Source material:
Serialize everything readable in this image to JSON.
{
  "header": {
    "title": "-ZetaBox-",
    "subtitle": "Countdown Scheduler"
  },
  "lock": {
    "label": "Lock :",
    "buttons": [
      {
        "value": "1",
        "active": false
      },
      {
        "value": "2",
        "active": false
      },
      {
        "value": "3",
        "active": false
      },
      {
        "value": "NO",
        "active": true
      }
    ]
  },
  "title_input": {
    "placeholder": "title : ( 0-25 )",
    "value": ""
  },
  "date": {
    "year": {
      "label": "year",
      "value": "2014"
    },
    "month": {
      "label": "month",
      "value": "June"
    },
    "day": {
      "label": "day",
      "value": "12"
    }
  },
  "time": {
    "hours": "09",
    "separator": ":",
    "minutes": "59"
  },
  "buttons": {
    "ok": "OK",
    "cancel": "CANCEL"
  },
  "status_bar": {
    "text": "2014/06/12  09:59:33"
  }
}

What you should do:
Output every entry shown above, exactly.

Task output:
Serialize everything readable in this image to JSON.
{
  "header": {
    "title": "-ZetaBox-",
    "subtitle": "Countdown Scheduler"
  },
  "lock": {
    "label": "Lock :",
    "buttons": [
      {
        "value": "1",
        "active": false
      },
      {
        "value": "2",
        "active": false
      },
      {
        "value": "3",
        "active": false
      },
      {
        "value": "NO",
        "active": true
      }
    ]
  },
  "title_input": {
    "placeholder": "title : ( 0-25 )",
    "value": ""
  },
  "date": {
    "year": {
      "label": "year",
      "value": "2014"
    },
    "month": {
      "label": "month",
      "value": "June"
    },
    "day": {
      "label": "day",
      "value": "12"
    }
  },
  "time": {
    "hours": "09",
    "separator": ":",
    "minutes": "59"
  },
  "buttons": {
    "ok": "OK",
    "cancel": "CANCEL"
  },
  "status_bar": {
    "text": "2014/06/12  09:59:33"
  }
}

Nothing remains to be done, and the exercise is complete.